• _GOAL OF THE EXERCISE_
Repeat the whole listing exactly.

* START *

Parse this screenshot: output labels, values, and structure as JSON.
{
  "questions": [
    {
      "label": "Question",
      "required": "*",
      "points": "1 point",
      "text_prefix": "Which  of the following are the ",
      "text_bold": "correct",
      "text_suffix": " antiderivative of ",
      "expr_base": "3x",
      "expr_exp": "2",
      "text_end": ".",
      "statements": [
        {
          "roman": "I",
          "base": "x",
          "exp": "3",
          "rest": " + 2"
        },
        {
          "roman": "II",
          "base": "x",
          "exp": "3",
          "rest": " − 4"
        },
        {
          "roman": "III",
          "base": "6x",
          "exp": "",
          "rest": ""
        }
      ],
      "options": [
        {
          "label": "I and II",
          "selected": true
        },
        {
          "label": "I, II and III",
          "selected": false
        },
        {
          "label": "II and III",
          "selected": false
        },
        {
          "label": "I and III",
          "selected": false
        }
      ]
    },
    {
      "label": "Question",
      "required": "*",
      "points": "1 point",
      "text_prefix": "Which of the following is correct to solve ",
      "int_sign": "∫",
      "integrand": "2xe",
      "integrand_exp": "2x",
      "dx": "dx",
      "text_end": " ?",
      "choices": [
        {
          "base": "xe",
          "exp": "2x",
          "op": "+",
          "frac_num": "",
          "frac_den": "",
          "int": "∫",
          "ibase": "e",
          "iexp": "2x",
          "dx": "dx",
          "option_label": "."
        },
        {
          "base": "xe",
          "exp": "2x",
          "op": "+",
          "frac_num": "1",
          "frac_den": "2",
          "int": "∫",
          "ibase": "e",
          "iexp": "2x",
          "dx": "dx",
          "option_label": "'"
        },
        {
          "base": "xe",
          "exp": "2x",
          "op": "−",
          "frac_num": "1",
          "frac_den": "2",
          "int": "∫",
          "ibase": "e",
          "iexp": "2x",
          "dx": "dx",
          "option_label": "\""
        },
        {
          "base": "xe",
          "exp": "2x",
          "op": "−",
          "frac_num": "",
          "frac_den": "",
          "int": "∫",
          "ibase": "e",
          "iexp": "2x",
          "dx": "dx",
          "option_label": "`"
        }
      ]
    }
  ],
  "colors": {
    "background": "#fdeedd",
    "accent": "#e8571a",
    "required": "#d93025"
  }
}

* END *

• _WRITTEN RESPONSE_
Parse this screenshot: output labels, values, and structure as JSON.
{
  "questions": [
    {
      "label": "Question",
      "required": "*",
      "points": "1 point",
      "text_prefix": "Which  of the following are the ",
      "text_bold": "correct",
      "text_suffix": " antiderivative of ",
      "expr_base": "3x",
      "expr_exp": "2",
      "text_end": ".",
      "statements": [
        {
          "roman": "I",
          "base": "x",
          "exp": "3",
          "rest": " + 2"
        },
        {
          "roman": "II",
          "base": "x",
          "exp": "3",
          "rest": " − 4"
        },
        {
          "roman": "III",
          "base": "6x",
          "exp": "",
          "rest": ""
        }
      ],
      "options": [
        {
          "label": "I and II",
          "selected": true
        },
        {
          "label": "I, II and III",
          "selected": false
        },
        {
          "label": "II and III",
          "selected": false
        },
        {
          "label": "I and III",
          "selected": false
        }
      ]
    },
    {
      "label": "Question",
      "required": "*",
      "points": "1 point",
      "text_prefix": "Which of the following is correct to solve ",
      "int_sign": "∫",
      "integrand": "2xe",
      "integrand_exp": "2x",
      "dx": "dx",
      "text_end": " ?",
      "choices": [
        {
          "base": "xe",
          "exp": "2x",
          "op": "+",
          "frac_num": "",
          "frac_den": "",
          "int": "∫",
          "ibase": "e",
          "iexp": "2x",
          "dx": "dx",
          "option_label": "."
        },
        {
          "base": "xe",
          "exp": "2x",
          "op": "+",
          "frac_num": "1",
          "frac_den": "2",
          "int": "∫",
          "ibase": "e",
          "iexp": "2x",
          "dx": "dx",
          "option_label": "'"
        },
        {
          "base": "xe",
          "exp": "2x",
          "op": "−",
          "frac_num": "1",
          "frac_den": "2",
          "int": "∫",
          "ibase": "e",
          "iexp": "2x",
          "dx": "dx",
          "option_label": "\""
        },
        {
          "base": "xe",
          "exp": "2x",
          "op": "−",
          "frac_num": "",
          "frac_den": "",
          "int": "∫",
          "ibase": "e",
          "iexp": "2x",
          "dx": "dx",
          "option_label": "`"
        }
      ]
    }
  ],
  "colors": {
    "background": "#fdeedd",
    "accent": "#e8571a",
    "required": "#d93025"
  }
}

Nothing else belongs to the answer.